» **EXCERTO DO TEXTO**:
O que também explicaria a relativa fraca resistência com que as NT, em finais de 1973, encontravam em áreas de difícil acesso como Mina/Fiofioli, na margem direita do rio Corubal... (onde no meu tempo, a CCAÇ 12 e os batalhões a que estava adida, o BCAÇ 2852 e o BART 2917, nunca foram).

Vamos aceitar, como mais plausível (e para nossa tranquilidade...) (***) que os mortos do Xime nessa noite de 1/12/1973 tenham sido provocados por  fogo do IN. (LG)

_________

Notas do editor:



A. M. Sucena Rodrigues (1951-2018)
(i) ex-fur mil inf, CCAÇ 12 
(Bambadinca e Xime, 1972-1974); (ii) licenciado
 em engenharia eletrotécnica pela Universidade de Coimbra; 
(iii) foi professor do ensino secundário até ao ano 
da reforma,  em 2016; (iv) vivia em Oliveira do Bairro.


(**) Vd. poste de 8 de maio de  2015 > Guiné 63/74 - P14585: Os nossos camaradas guineenses (42): em 1/12/1973, na tabanca do Xime, vítima de fogo amigo ou inimigo, morreu na sua morança um militar da CCAÇ 12 e toda a sua família, duas mulheres, duas crianças em idade escolar e um recém nascido (António Manuel Sucena Rodrigues, ex-fur mil, CCAÇ 12, Bambadinca e Xime, 1972-74)

(...) Estive na CCaç 12, de 1972 a 1974 em Bambadinca e no Xime.

Sobre o ataque ao Xime [em 1/12/1973],   com fogo inimigo ou amigo (??), cada um terá a sua opinião. Tenho a minha, mas não vou aqui divulgar, por achar que não virá resolver coisa nenhuma. Poderá, isso sim, eventualmente trazer outros problemas.

Só quero dar algum esclarecimento: (i) as vítimas não foram 7 mas sim 6, e não foram todas civis; (ii) morreram: 1 militar da companhia [a CCAÇ 12,] (era o pai da família), 2 mulheres (ambas mães da família, como sabes praticava-se a poligamia), 2 crianças em idade escolar e 1 criança recém nascida ( com 8 dias de vida).

Este esclarecimento não terá grande importância perante o resto, serve apenas para acrescentar mais algum rigor. (...)

» **PROBLEMAS E TAREFAS**:
1. As afirmações seguintes estão de acordo com o texto sobre o ataque ao Xime? Responda sim ou não a cada uma e cite as palavras do texto que o decidem. (a) As vítimas do ataque foram sete. (b) Entre os mortos havia um militar da CCAÇ 12. (c) A criança recém-nascida tinha oito dias de vida.
2. Escreva a continuação do texto sobre o ataque ao Xime, a começar logo após a última frase apresentada.

» **INFORMAÇÃO REGISTADA**:
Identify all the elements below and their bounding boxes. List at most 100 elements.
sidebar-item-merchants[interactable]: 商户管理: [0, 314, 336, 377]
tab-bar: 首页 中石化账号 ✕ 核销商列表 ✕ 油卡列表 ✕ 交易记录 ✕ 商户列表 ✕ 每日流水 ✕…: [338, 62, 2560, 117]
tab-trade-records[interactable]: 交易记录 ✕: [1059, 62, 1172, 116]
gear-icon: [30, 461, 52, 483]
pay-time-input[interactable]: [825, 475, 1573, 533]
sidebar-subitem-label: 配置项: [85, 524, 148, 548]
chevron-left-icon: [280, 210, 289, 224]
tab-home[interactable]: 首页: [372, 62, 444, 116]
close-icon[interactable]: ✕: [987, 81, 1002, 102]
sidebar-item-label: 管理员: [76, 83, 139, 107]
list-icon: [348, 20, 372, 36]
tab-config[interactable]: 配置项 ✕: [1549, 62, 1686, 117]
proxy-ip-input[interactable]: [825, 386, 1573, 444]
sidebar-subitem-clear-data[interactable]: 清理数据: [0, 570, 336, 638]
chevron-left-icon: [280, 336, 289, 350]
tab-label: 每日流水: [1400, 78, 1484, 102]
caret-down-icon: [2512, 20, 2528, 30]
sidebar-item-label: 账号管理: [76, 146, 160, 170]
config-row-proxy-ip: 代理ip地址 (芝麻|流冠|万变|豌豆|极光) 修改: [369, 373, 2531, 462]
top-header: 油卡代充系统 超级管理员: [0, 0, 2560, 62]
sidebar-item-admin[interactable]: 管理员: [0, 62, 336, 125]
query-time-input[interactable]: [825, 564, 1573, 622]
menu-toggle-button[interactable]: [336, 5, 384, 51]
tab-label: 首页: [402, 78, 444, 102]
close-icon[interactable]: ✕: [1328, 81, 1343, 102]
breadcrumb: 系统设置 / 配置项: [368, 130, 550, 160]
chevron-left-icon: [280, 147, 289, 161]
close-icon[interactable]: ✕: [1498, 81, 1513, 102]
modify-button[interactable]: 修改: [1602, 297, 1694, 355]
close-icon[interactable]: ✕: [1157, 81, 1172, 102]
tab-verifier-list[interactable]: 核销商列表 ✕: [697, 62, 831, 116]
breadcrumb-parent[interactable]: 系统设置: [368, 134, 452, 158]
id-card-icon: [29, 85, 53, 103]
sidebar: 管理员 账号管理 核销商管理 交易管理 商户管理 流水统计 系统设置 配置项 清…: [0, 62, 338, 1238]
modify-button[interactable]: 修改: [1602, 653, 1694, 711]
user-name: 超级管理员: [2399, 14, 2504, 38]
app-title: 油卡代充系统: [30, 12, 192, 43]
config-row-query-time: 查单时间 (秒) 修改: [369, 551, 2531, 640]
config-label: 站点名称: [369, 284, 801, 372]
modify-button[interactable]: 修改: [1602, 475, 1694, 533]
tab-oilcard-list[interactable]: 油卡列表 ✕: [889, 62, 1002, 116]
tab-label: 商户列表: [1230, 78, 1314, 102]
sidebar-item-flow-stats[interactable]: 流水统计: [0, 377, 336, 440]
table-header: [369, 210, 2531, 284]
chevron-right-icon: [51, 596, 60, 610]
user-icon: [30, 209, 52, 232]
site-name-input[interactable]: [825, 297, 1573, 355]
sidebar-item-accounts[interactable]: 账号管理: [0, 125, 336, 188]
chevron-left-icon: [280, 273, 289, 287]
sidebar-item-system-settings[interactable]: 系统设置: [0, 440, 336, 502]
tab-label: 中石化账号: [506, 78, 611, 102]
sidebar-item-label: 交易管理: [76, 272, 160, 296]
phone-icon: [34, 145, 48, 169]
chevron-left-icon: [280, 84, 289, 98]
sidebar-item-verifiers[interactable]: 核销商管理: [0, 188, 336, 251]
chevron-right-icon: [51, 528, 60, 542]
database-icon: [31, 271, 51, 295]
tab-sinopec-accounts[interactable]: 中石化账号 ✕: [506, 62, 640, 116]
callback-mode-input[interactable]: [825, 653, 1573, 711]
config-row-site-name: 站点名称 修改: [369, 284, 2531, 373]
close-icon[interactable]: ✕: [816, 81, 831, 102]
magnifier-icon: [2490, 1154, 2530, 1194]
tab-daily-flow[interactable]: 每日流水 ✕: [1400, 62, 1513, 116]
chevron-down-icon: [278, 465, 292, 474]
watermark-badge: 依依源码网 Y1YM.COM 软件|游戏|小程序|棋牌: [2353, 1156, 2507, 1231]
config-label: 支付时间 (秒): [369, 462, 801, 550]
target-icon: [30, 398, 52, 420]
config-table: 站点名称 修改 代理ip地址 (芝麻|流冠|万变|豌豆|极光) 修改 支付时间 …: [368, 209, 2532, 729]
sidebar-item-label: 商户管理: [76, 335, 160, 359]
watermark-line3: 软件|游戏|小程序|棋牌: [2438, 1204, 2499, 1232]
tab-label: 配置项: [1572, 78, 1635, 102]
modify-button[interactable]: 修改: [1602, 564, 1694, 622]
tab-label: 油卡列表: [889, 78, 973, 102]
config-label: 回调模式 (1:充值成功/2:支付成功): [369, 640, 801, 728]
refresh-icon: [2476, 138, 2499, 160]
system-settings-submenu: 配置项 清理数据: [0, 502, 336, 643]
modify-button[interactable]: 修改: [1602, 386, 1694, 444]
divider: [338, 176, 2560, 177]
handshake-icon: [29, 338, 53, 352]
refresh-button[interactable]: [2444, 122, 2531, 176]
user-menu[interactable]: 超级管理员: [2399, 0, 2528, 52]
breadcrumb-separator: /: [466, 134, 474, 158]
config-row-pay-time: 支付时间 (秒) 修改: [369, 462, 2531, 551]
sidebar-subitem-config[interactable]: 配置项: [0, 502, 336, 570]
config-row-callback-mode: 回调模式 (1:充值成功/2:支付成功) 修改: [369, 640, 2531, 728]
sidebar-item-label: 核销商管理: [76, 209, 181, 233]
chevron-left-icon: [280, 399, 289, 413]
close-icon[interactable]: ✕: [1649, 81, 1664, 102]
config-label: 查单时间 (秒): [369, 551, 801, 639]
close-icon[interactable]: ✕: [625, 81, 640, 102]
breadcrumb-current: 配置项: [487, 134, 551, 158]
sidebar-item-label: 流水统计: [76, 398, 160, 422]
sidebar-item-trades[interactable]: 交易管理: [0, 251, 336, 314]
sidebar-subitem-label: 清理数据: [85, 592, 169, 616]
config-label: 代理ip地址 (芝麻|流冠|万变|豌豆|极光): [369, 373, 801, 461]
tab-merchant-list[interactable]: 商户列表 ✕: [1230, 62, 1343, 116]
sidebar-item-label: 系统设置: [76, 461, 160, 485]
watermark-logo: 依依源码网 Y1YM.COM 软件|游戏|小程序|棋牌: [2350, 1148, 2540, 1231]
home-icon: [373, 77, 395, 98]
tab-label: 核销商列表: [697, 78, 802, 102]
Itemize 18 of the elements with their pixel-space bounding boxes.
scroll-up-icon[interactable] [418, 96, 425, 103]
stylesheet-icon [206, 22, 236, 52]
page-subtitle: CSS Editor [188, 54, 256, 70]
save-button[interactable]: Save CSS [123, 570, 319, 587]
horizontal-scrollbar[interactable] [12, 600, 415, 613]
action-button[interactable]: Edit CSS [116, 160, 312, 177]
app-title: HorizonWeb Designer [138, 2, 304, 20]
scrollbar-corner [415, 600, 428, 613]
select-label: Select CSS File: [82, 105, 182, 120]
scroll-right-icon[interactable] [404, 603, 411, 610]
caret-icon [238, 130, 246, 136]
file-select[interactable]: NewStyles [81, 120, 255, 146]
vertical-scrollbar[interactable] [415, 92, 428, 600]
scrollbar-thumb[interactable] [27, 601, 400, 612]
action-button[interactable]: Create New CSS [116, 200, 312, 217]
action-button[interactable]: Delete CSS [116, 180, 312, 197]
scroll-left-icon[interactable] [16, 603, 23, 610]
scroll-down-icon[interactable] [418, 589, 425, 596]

» **RESPOSTAS ÀS TAREFAS**:
1.
(a) Não: «as vítimas não foram 7 mas sim 6».
(b) Sim: «morreram: 1 militar da companhia [a CCAÇ 12,] (era o pai da família)».
(c) Sim: «com 8 dias de vida».

2.
(...) Comentário do editor:

Segundo a página oficial da Liga dos Combatentes, em 1/12/1973, no TO da Guiné, e por motivo de combate, morreu apenas um elemento das NT, o soldado Sumbate Man. Consultanda a preciosíssima Lista dos Mortos do Utramar, nascidos na Guiné, do portal Ultramar Terraweb (de novembro de 2006, e atualizada em janeiro de 2015), constata-se que o Sumbate Man era soldado milícia, natural de Nova Uaque,  concelho de Mansoa, nº 268/73, pertencente ao Pel Mil 365, adiddo à  2ª C/ BCAÇ 4612, subunidade que estava em Jugudul (1972/74)...

Não pode, em princípio,  ser o militar da CCAÇ 12, referido pelo Sucena Rodrigues.(..:)
 
António, está feito o esclarecimento, obrigado. Infelizmente, a CÇAÇ 12 não tem história de unidade, relativamente ao período que vai de março de 1971 até à sua extinção, em agosto de 1974... A única que conheço foi a que eu pessoalmente escrevi e que vai de maio de 1969 a março de 1971...

Relativamente à "tua versão" sobre o fogo amigo / fogo inimigo que matou um camarada nosso e a sua família inteira (!), eu gostava de conhecê-la um dia, mesmo que seja em "off record"... Não farei uso dela, em público, fica entre nós... Entendo que o assunto é delicado. De resto, e de acordo com a política do blogue, também não estamos aqui para julgar e muito menos incriminar ninguém.(...)

PS - Talvez alguém saiba dizer o nome do militar da CCAÇ 12 que morreu, cruelmente, com toda a sua família, na tabanca do Xime, no  dia 1/12/1973. (...)


(**) Vd. poste de 8 de maio de 2010 > Guiné 63/74 – P6348: Actividade da CART 3494 do BART 3873 (7): Parte 7 (Sousa de Castro)

(...) 20 FASCÍCULO

DEZEMBRO 1973 (...) 

(...) Sub-Sector do Xime (CCAÇ 12)

Em 01 pelas 22,15 horas, grupo não estimado flagelou o Xime E durante 25 minutos. Caracterizou-se por uma das suas maiores flagelações sofridas, tendo possivelmente os atacantes empregado todas as armas pesadas da zona, incluindo foguetões 122 mm. Dois desses foguetões atingiram uma morança da tabanca, morança que ficou totalmente destruída e com os seus 07 residentes (civis) mortos.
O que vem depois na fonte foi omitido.